Source ::
---

The base station nodes (eNBs) are configured with a parameter known as their “cell type”, and this configured information indicates the size of the cell, e.g. “very small”, “small”, “medium”, “large”. However this information is currently not known in the core network nodes such as the mobility management entity (MME).
A new principle has been introduced for location registration in the SAE/LTE networks. This principle is based on a Tracking Area (TA) concept in a similar way as Location Areas (LA) and Routing Areas (RA) in Global System for Mobile communication (GSM) and WCDMA networks. Each SAE/LTE cell belongs to a single TA and an identification of the Tracking Area, known as the Tracking Area Identity (TAI), is broadcasted as part of the System Information. The Tracking Area Identity (TAI) consists of a Mobile Country Code (MCC), a Mobile Network Code (MNC), and a Tracking Area Code (TAC).

---

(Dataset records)
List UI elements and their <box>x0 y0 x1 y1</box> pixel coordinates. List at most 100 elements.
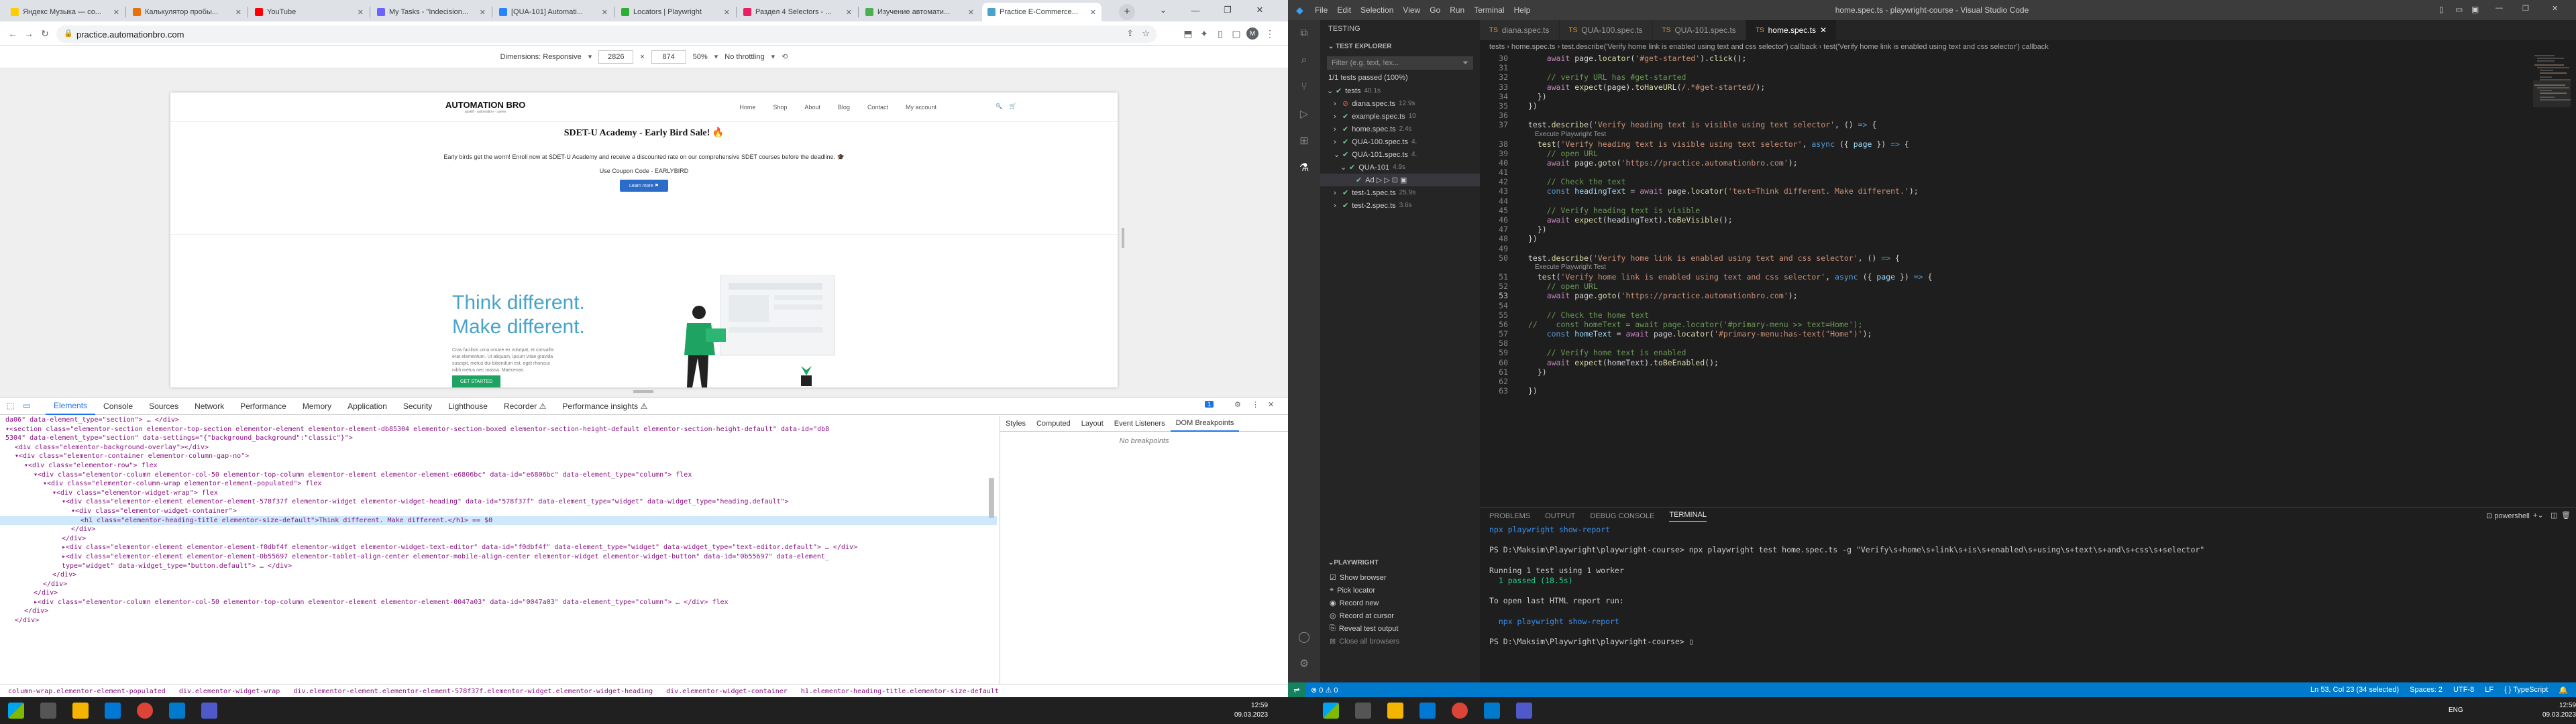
start-icon[interactable] <box>8 703 24 719</box>
dom-node-line[interactable]: da06" data-element_type="section"> … </d… <box>0 416 997 425</box>
code-line[interactable]: 52 // open URL <box>1480 282 2526 291</box>
tab-close-icon[interactable]: ✕ <box>113 8 119 17</box>
dom-node-line[interactable]: ▾<section class="elementor-section eleme… <box>0 425 997 434</box>
dom-node-line[interactable]: 5304" data-element_type="section" data-s… <box>0 434 997 443</box>
taskview-icon-2[interactable] <box>1355 703 1371 719</box>
playwright-action[interactable]: ◎ Record at cursor <box>1320 609 1480 622</box>
side-pane-tab[interactable]: Event Listeners <box>1109 420 1171 428</box>
panel-tab[interactable]: OUTPUT <box>1545 512 1575 520</box>
start-icon-2[interactable] <box>1323 703 1339 719</box>
account-icon[interactable]: ◯ <box>1297 630 1311 644</box>
maximize-button[interactable]: ❐ <box>1213 0 1242 20</box>
puzzle-icon[interactable]: ✦ <box>1198 27 1210 40</box>
manage-gear-icon[interactable]: ⚙ <box>1297 657 1311 670</box>
test-tree-item[interactable]: › ✔ test-1.spec.ts 25.9s <box>1320 186 1480 199</box>
side-pane-tab[interactable]: Computed <box>1031 420 1076 428</box>
browser-tab[interactable]: Изучение автомати... ✕ <box>860 3 979 21</box>
tab-close-icon[interactable]: ✕ <box>846 8 852 17</box>
width-input[interactable]: 2826 <box>598 50 634 64</box>
dom-node-line[interactable]: </div> <box>0 580 997 589</box>
tree-arrow-icon[interactable]: › <box>1334 100 1339 108</box>
problems-count[interactable]: ⊗ 0 ⚠ 0 <box>1311 686 1338 695</box>
test-tree-item[interactable]: › ✔ test-2.spec.ts 3.6s <box>1320 199 1480 212</box>
dom-node-line[interactable]: ▸<div class="elementor-column elementor-… <box>0 598 997 607</box>
elements-tree[interactable]: da06" data-element_type="section"> … </d… <box>0 416 997 684</box>
browser-tab[interactable]: Яндекс Музыка — со... ✕ <box>5 3 125 21</box>
site-nav-link[interactable]: About <box>804 104 820 111</box>
vscode-close-button[interactable]: ✕ <box>2552 4 2558 13</box>
dom-node-line[interactable]: ▾<div class="elementor-widget-container"… <box>0 507 997 516</box>
dom-node-line[interactable]: </div> <box>0 589 997 598</box>
site-nav-link[interactable]: Contact <box>867 104 888 111</box>
show-browser-checkbox[interactable]: ☑ <box>1330 573 1336 582</box>
clock-right[interactable]: 12:59 09.03.2023 <box>2542 701 2576 720</box>
dom-node-line[interactable]: ▾<div class="elementor-widget-wrap"> fle… <box>0 489 997 498</box>
code-line[interactable]: 43 const headingText = await page.locato… <box>1480 186 2526 196</box>
test-tree-item[interactable]: ⌄ ✔ QUA-101 4.9s <box>1320 161 1480 174</box>
tree-arrow-icon[interactable]: › <box>1334 138 1339 146</box>
device-toggle-icon[interactable]: ▭ <box>23 401 30 410</box>
site-nav-link[interactable]: Home <box>739 104 755 111</box>
code-line[interactable]: 57 const homeText = await page.locator('… <box>1480 329 2526 339</box>
explorer-icon[interactable]: ⧉ <box>1297 27 1311 40</box>
code-line[interactable]: 54 <box>1480 301 2526 310</box>
panel-tab[interactable]: TERMINAL <box>1669 511 1707 522</box>
store-icon[interactable] <box>105 703 121 719</box>
browser-tab[interactable]: Калькулятор пробы... ✕ <box>127 3 247 21</box>
site-search-icon[interactable]: 🔍 <box>996 103 1002 109</box>
editor-tab-close-icon[interactable]: ✕ <box>1820 25 1827 35</box>
clock-left[interactable]: 12:59 09.03.2023 <box>1234 701 1268 720</box>
resize-handle-bottom[interactable] <box>633 390 653 393</box>
dom-node-line[interactable]: ▸<div class="elementor-element elementor… <box>0 552 997 562</box>
extensions-icon[interactable]: ⬒ <box>1182 27 1194 40</box>
devtools-tab[interactable]: Performance insights ⚠ <box>554 398 655 415</box>
status-item[interactable]: Ln 53, Col 23 (34 selected) <box>2310 686 2399 695</box>
bookmark-star-icon[interactable]: ☆ <box>1142 28 1150 39</box>
filter-icon[interactable]: ⏷ <box>1462 59 1468 68</box>
status-item[interactable]: 🔔 <box>2559 686 2568 695</box>
code-line[interactable]: 32 // verify URL has #get-started <box>1480 72 2526 82</box>
code-line[interactable]: 35}) <box>1480 101 2526 111</box>
tree-arrow-icon[interactable]: › <box>1334 125 1339 133</box>
taskview-icon[interactable] <box>40 703 56 719</box>
test-tree-item[interactable]: › ⊘ diana.spec.ts 12.9s <box>1320 97 1480 110</box>
dimensions-select[interactable]: Dimensions: Responsive <box>500 53 582 61</box>
test-tree-item[interactable]: ⌄ ✔ tests 40.1s <box>1320 84 1480 97</box>
layout-customize-icon[interactable]: ▣ <box>2471 5 2479 14</box>
dom-node-line[interactable]: ▾<div class="elementor-column-wrap eleme… <box>0 479 997 489</box>
teams-icon-2[interactable] <box>1516 703 1532 719</box>
minimize-button[interactable]: — <box>1181 0 1210 20</box>
testing-icon[interactable]: ⚗ <box>1297 161 1311 174</box>
terminal-output[interactable]: npx playwright show-report PS D:\Maksim\P… <box>1480 525 2576 647</box>
editor-tab[interactable]: TS home.spec.ts ✕ <box>1746 20 1837 40</box>
sidepanel-icon[interactable]: ▯ <box>1214 27 1226 40</box>
vscode-minimize-button[interactable]: — <box>2496 4 2503 12</box>
rotate-icon[interactable]: ⟲ <box>782 52 788 61</box>
side-pane-tab[interactable]: Layout <box>1076 420 1109 428</box>
dom-node-line[interactable]: </div> <box>0 570 997 580</box>
code-line[interactable]: 41 <box>1480 168 2526 177</box>
code-line[interactable]: 62 <box>1480 377 2526 386</box>
source-control-icon[interactable]: ⑂ <box>1297 80 1311 94</box>
extensions-icon[interactable]: ⊞ <box>1297 134 1311 147</box>
devtools-tab[interactable]: Security <box>395 398 440 415</box>
codelens-link[interactable]: Execute Playwright Test <box>1480 130 2526 139</box>
window-icon[interactable]: ▢ <box>1230 27 1242 40</box>
devtools-tab[interactable]: Memory <box>294 398 339 415</box>
browser-tab[interactable]: YouTube ✕ <box>250 3 369 21</box>
dom-node-line[interactable]: ▸<div class="elementor-element elementor… <box>0 543 997 552</box>
playwright-action[interactable]: ◉ Record new <box>1320 597 1480 609</box>
file-explorer-icon-2[interactable] <box>1387 703 1403 719</box>
new-tab-button[interactable]: + <box>1119 4 1135 20</box>
code-line[interactable]: 60 await expect(homeText).toBeEnabled(); <box>1480 358 2526 367</box>
back-icon[interactable]: ← <box>7 27 19 40</box>
playwright-action[interactable]: ⌖ Pick locator <box>1320 584 1480 597</box>
code-line[interactable]: 53 await page.goto('https://practice.aut… <box>1480 291 2526 300</box>
tree-arrow-icon[interactable]: ⌄ <box>1327 86 1333 95</box>
dom-node-line[interactable]: ▾<div class="elementor-element elementor… <box>0 497 997 507</box>
forward-icon[interactable]: → <box>23 27 35 40</box>
code-line[interactable]: 39 // open URL <box>1480 149 2526 158</box>
cart-icon[interactable]: 🛒 <box>1009 103 1016 110</box>
code-line[interactable]: 46 await expect(headingText).toBeVisible… <box>1480 215 2526 225</box>
elements-scrollbar[interactable] <box>989 478 994 518</box>
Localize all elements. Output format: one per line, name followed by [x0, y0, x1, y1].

---

Task prompt ::
According to the text on LTE tracking areas, what three codes make up the Tracking Area Identity (TAI)?

Complete response ::
A Mobile Country Code (MCC), a Mobile Network Code (MNC), and a Tracking Area Code (TAC).